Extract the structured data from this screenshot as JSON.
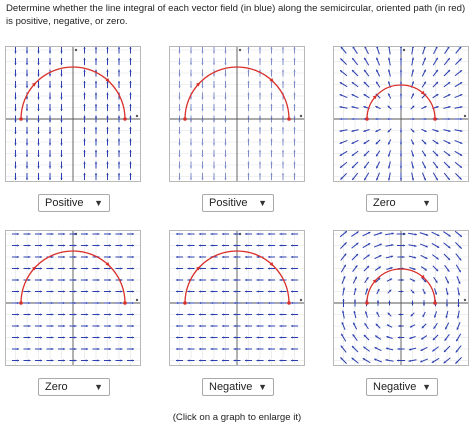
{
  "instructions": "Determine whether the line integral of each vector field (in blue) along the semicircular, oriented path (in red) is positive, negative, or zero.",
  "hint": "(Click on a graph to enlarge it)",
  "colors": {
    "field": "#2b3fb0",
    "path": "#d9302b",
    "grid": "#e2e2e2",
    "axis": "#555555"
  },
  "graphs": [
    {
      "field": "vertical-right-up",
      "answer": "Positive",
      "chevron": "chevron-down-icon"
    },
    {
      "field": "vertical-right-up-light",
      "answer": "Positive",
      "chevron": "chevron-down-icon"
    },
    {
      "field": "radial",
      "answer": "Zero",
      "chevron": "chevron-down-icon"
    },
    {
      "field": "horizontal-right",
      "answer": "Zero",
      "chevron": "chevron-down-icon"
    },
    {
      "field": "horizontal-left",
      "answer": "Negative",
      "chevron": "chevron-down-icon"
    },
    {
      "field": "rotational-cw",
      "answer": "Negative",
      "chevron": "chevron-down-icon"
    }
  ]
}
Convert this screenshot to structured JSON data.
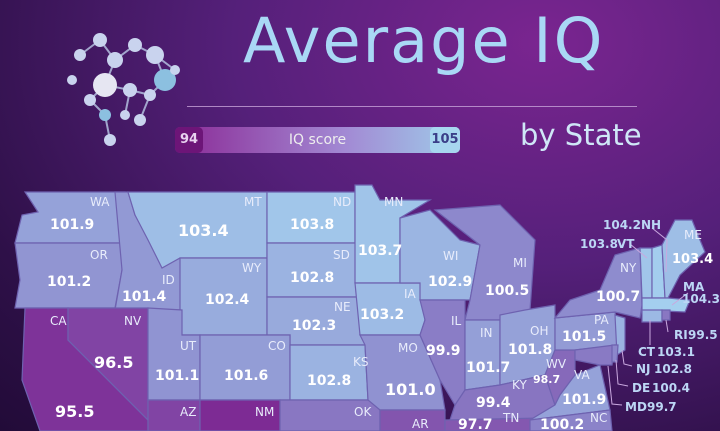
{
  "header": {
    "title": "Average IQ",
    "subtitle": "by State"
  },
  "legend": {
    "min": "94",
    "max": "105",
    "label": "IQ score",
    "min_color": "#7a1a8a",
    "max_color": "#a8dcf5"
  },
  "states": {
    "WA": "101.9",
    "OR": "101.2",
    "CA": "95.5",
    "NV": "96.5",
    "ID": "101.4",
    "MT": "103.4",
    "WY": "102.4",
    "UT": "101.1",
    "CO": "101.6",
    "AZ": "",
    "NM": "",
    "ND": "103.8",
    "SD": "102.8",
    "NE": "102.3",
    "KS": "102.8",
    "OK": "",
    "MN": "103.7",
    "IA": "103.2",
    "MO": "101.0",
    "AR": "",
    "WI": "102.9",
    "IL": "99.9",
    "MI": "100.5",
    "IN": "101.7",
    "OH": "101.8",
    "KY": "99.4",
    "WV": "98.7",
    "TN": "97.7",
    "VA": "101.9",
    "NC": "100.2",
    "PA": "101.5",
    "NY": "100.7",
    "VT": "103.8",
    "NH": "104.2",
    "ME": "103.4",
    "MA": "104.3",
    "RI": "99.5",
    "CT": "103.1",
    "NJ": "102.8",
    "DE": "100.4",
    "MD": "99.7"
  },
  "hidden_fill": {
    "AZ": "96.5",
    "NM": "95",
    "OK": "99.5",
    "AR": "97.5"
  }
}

◆ SHORT PROBLEM ◆
Copy the records above exactly, leaving out every picture.

◆ SOLUTION TO THIS TASK ◆
Extract the structured data from this screenshot as JSON.
{
  "instructions": "Determine whether the line integral of each vector field (in blue) along the semicircular, oriented path (in red) is positive, negative, or zero.",
  "hint": "(Click on a graph to enlarge it)",
  "colors": {
    "field": "#2b3fb0",
    "path": "#d9302b",
    "grid": "#e2e2e2",
    "axis": "#555555"
  },
  "graphs": [
    {
      "field": "vertical-right-up",
      "answer": "Positive",
      "chevron": "chevron-down-icon"
    },
    {
      "field": "vertical-right-up-light",
      "answer": "Positive",
      "chevron": "chevron-down-icon"
    },
    {
      "field": "radial",
      "answer": "Zero",
      "chevron": "chevron-down-icon"
    },
    {
      "field": "horizontal-right",
      "answer": "Zero",
      "chevron": "chevron-down-icon"
    },
    {
      "field": "horizontal-left",
      "answer": "Negative",
      "chevron": "chevron-down-icon"
    },
    {
      "field": "rotational-cw",
      "answer": "Negative",
      "chevron": "chevron-down-icon"
    }
  ]
}
Convert this screenshot to structured JSON data.
{
  "header": {
    "title": "Average IQ",
    "subtitle": "by State"
  },
  "legend": {
    "min": "94",
    "max": "105",
    "label": "IQ score",
    "min_color": "#7a1a8a",
    "max_color": "#a8dcf5"
  },
  "states": {
    "WA": "101.9",
    "OR": "101.2",
    "CA": "95.5",
    "NV": "96.5",
    "ID": "101.4",
    "MT": "103.4",
    "WY": "102.4",
    "UT": "101.1",
    "CO": "101.6",
    "AZ": "",
    "NM": "",
    "ND": "103.8",
    "SD": "102.8",
    "NE": "102.3",
    "KS": "102.8",
    "OK": "",
    "MN": "103.7",
    "IA": "103.2",
    "MO": "101.0",
    "AR": "",
    "WI": "102.9",
    "IL": "99.9",
    "MI": "100.5",
    "IN": "101.7",
    "OH": "101.8",
    "KY": "99.4",
    "WV": "98.7",
    "TN": "97.7",
    "VA": "101.9",
    "NC": "100.2",
    "PA": "101.5",
    "NY": "100.7",
    "VT": "103.8",
    "NH": "104.2",
    "ME": "103.4",
    "MA": "104.3",
    "RI": "99.5",
    "CT": "103.1",
    "NJ": "102.8",
    "DE": "100.4",
    "MD": "99.7"
  },
  "hidden_fill": {
    "AZ": "96.5",
    "NM": "95",
    "OK": "99.5",
    "AR": "97.5"
  }
}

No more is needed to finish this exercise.